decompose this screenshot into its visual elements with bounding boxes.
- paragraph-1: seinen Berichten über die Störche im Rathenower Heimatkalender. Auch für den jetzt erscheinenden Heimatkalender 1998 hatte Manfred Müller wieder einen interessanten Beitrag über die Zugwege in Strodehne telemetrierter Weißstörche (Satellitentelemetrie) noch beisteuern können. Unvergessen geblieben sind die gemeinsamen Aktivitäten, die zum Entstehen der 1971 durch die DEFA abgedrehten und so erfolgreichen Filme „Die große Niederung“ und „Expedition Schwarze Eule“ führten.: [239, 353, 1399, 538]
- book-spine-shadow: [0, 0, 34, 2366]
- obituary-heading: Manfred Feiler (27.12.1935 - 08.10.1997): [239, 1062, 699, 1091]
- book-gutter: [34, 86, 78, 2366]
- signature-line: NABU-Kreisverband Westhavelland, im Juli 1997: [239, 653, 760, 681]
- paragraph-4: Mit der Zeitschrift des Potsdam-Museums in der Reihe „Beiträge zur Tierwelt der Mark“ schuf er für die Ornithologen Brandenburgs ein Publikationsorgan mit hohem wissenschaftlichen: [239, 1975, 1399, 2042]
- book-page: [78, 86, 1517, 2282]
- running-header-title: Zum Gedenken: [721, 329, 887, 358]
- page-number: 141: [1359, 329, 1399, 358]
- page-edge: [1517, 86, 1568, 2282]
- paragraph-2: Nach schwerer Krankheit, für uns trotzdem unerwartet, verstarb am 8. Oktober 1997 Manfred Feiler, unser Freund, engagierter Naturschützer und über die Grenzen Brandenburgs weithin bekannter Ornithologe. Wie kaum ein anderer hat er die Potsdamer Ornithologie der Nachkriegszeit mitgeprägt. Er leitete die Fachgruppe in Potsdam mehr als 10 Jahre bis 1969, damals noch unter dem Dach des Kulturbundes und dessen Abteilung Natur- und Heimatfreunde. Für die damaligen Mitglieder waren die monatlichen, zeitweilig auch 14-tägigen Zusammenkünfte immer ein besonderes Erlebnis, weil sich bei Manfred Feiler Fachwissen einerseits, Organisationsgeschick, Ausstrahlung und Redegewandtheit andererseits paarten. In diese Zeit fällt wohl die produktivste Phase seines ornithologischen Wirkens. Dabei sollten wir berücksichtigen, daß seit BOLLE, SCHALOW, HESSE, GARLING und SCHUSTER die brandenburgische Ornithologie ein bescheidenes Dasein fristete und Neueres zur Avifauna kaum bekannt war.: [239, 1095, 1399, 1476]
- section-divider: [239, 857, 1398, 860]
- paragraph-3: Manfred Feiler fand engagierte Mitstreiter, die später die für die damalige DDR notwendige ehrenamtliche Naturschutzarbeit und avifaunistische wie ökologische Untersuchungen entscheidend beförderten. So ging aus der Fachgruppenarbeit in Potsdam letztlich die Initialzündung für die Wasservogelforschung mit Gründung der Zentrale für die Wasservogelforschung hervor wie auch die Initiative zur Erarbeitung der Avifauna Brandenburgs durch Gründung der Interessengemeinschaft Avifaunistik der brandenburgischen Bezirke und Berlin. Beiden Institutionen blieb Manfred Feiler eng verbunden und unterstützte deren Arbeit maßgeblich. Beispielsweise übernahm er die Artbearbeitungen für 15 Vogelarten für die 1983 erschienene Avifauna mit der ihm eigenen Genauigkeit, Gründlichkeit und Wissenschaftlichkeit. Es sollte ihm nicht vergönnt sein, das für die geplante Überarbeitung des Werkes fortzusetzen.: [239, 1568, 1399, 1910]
══════════
Instructions to follow: Switch every occurrence of "Heimatkalender" in the material above to "Jahreskalender", and reproduce the material with all else unchanged.

Task result:
decompose this screenshot into its visual elements with bounding boxes.
- paragraph-1: seinen Berichten über die Störche im Rathenower Jahreskalender. Auch für den jetzt erscheinenden Jahreskalender 1998 hatte Manfred Müller wieder einen interessanten Beitrag über die Zugwege in Strodehne telemetrierter Weißstörche (Satellitentelemetrie) noch beisteuern können. Unvergessen geblieben sind die gemeinsamen Aktivitäten, die zum Entstehen der 1971 durch die DEFA abgedrehten und so erfolgreichen Filme „Die große Niederung“ und „Expedition Schwarze Eule“ führten.: [239, 353, 1399, 538]
- book-spine-shadow: [0, 0, 34, 2366]
- obituary-heading: Manfred Feiler (27.12.1935 - 08.10.1997): [239, 1062, 699, 1091]
- book-gutter: [34, 86, 78, 2366]
- signature-line: NABU-Kreisverband Westhavelland, im Juli 1997: [239, 653, 760, 681]
- paragraph-4: Mit der Zeitschrift des Potsdam-Museums in der Reihe „Beiträge zur Tierwelt der Mark“ schuf er für die Ornithologen Brandenburgs ein Publikationsorgan mit hohem wissenschaftlichen: [239, 1975, 1399, 2042]
- book-page: [78, 86, 1517, 2282]
- running-header-title: Zum Gedenken: [721, 329, 887, 358]
- page-number: 141: [1359, 329, 1399, 358]
- page-edge: [1517, 86, 1568, 2282]
- paragraph-2: Nach schwerer Krankheit, für uns trotzdem unerwartet, verstarb am 8. Oktober 1997 Manfred Feiler, unser Freund, engagierter Naturschützer und über die Grenzen Brandenburgs weithin bekannter Ornithologe. Wie kaum ein anderer hat er die Potsdamer Ornithologie der Nachkriegszeit mitgeprägt. Er leitete die Fachgruppe in Potsdam mehr als 10 Jahre bis 1969, damals noch unter dem Dach des Kulturbundes und dessen Abteilung Natur- und Heimatfreunde. Für die damaligen Mitglieder waren die monatlichen, zeitweilig auch 14-tägigen Zusammenkünfte immer ein besonderes Erlebnis, weil sich bei Manfred Feiler Fachwissen einerseits, Organisationsgeschick, Ausstrahlung und Redegewandtheit andererseits paarten. In diese Zeit fällt wohl die produktivste Phase seines ornithologischen Wirkens. Dabei sollten wir berücksichtigen, daß seit BOLLE, SCHALOW, HESSE, GARLING und SCHUSTER die brandenburgische Ornithologie ein bescheidenes Dasein fristete und Neueres zur Avifauna kaum bekannt war.: [239, 1095, 1399, 1476]
- section-divider: [239, 857, 1398, 860]
- paragraph-3: Manfred Feiler fand engagierte Mitstreiter, die später die für die damalige DDR notwendige ehrenamtliche Naturschutzarbeit und avifaunistische wie ökologische Untersuchungen entscheidend beförderten. So ging aus der Fachgruppenarbeit in Potsdam letztlich die Initialzündung für die Wasservogelforschung mit Gründung der Zentrale für die Wasservogelforschung hervor wie auch die Initiative zur Erarbeitung der Avifauna Brandenburgs durch Gründung der Interessengemeinschaft Avifaunistik der brandenburgischen Bezirke und Berlin. Beiden Institutionen blieb Manfred Feiler eng verbunden und unterstützte deren Arbeit maßgeblich. Beispielsweise übernahm er die Artbearbeitungen für 15 Vogelarten für die 1983 erschienene Avifauna mit der ihm eigenen Genauigkeit, Gründlichkeit und Wissenschaftlichkeit. Es sollte ihm nicht vergönnt sein, das für die geplante Überarbeitung des Werkes fortzusetzen.: [239, 1568, 1399, 1910]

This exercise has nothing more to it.